• **Task**
Output every entry exactly, from the first line to the last.

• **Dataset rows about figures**
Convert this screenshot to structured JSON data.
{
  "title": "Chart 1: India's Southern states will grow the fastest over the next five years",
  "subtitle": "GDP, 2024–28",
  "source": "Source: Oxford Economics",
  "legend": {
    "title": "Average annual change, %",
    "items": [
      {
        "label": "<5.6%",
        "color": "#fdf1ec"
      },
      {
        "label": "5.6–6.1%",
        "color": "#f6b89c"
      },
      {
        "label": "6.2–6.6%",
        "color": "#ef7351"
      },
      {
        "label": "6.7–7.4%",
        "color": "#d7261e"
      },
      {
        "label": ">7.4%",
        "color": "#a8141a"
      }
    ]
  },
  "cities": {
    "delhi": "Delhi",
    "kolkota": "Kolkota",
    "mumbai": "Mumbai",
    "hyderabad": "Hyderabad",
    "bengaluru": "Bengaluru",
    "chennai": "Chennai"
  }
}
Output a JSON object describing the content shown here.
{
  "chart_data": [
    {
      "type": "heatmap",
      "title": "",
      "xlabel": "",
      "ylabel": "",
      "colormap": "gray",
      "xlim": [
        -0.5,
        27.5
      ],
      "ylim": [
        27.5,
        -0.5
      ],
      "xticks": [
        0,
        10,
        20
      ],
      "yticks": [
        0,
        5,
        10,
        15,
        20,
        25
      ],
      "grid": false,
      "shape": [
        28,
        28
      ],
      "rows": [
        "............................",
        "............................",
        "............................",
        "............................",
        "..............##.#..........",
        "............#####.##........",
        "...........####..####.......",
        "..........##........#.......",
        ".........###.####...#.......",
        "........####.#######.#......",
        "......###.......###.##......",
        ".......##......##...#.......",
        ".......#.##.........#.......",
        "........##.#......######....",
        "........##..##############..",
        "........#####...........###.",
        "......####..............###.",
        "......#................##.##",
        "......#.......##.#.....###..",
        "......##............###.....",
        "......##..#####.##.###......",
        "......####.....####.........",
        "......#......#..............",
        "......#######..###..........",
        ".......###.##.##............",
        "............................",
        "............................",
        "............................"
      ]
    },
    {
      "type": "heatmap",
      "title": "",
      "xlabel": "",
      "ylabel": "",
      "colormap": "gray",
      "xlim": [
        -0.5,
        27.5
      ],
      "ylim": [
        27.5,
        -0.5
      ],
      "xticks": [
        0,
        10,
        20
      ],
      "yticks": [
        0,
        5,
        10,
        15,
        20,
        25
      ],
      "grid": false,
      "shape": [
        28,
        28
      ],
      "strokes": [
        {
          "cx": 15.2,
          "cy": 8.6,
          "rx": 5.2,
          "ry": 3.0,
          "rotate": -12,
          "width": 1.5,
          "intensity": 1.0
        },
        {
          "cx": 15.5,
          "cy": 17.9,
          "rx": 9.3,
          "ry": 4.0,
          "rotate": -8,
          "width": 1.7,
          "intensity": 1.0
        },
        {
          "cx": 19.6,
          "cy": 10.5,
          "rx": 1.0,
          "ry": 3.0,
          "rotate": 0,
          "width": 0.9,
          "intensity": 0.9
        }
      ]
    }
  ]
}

• **Problem solution**
Convert this screenshot to structured JSON data.
{
  "title": "Chart 1: India's Southern states will grow the fastest over the next five years",
  "subtitle": "GDP, 2024–28",
  "source": "Source: Oxford Economics",
  "legend": {
    "title": "Average annual change, %",
    "items": [
      {
        "label": "<5.6%",
        "color": "#fdf1ec"
      },
      {
        "label": "5.6–6.1%",
        "color": "#f6b89c"
      },
      {
        "label": "6.2–6.6%",
        "color": "#ef7351"
      },
      {
        "label": "6.7–7.4%",
        "color": "#d7261e"
      },
      {
        "label": ">7.4%",
        "color": "#a8141a"
      }
    ]
  },
  "cities": {
    "delhi": "Delhi",
    "kolkota": "Kolkota",
    "mumbai": "Mumbai",
    "hyderabad": "Hyderabad",
    "bengaluru": "Bengaluru",
    "chennai": "Chennai"
  }
}
Output a JSON object describing the content shown here.
{
  "chart_data": [
    {
      "type": "heatmap",
      "title": "",
      "xlabel": "",
      "ylabel": "",
      "colormap": "gray",
      "xlim": [
        -0.5,
        27.5
      ],
      "ylim": [
        27.5,
        -0.5
      ],
      "xticks": [
        0,
        10,
        20
      ],
      "yticks": [
        0,
        5,
        10,
        15,
        20,
        25
      ],
      "grid": false,
      "shape": [
        28,
        28
      ],
      "rows": [
        "............................",
        "............................",
        "............................",
        "............................",
        "..............##.#..........",
        "............#####.##........",
        "...........####..####.......",
        "..........##........#.......",
        ".........###.####...#.......",
        "........####.#######.#......",
        "......###.......###.##......",
        ".......##......##...#.......",
        ".......#.##.........#.......",
        "........##.#......######....",
        "........##..##############..",
        "........#####...........###.",
        "......####..............###.",
        "......#................##.##",
        "......#.......##.#.....###..",
        "......##............###.....",
        "......##..#####.##.###......",
        "......####.....####.........",
        "......#......#..............",
        "......#######..###..........",
        ".......###.##.##............",
        "............................",
        "............................",
        "............................"
      ]
    },
    {
      "type": "heatmap",
      "title": "",
      "xlabel": "",
      "ylabel": "",
      "colormap": "gray",
      "xlim": [
        -0.5,
        27.5
      ],
      "ylim": [
        27.5,
        -0.5
      ],
      "xticks": [
        0,
        10,
        20
      ],
      "yticks": [
        0,
        5,
        10,
        15,
        20,
        25
      ],
      "grid": false,
      "shape": [
        28,
        28
      ],
      "strokes": [
        {
          "cx": 15.2,
          "cy": 8.6,
          "rx": 5.2,
          "ry": 3.0,
          "rotate": -12,
          "width": 1.5,
          "intensity": 1.0
        },
        {
          "cx": 15.5,
          "cy": 17.9,
          "rx": 9.3,
          "ry": 4.0,
          "rotate": -8,
          "width": 1.7,
          "intensity": 1.0
        },
        {
          "cx": 19.6,
          "cy": 10.5,
          "rx": 1.0,
          "ry": 3.0,
          "rotate": 0,
          "width": 0.9,
          "intensity": 0.9
        }
      ]
    }
  ]
}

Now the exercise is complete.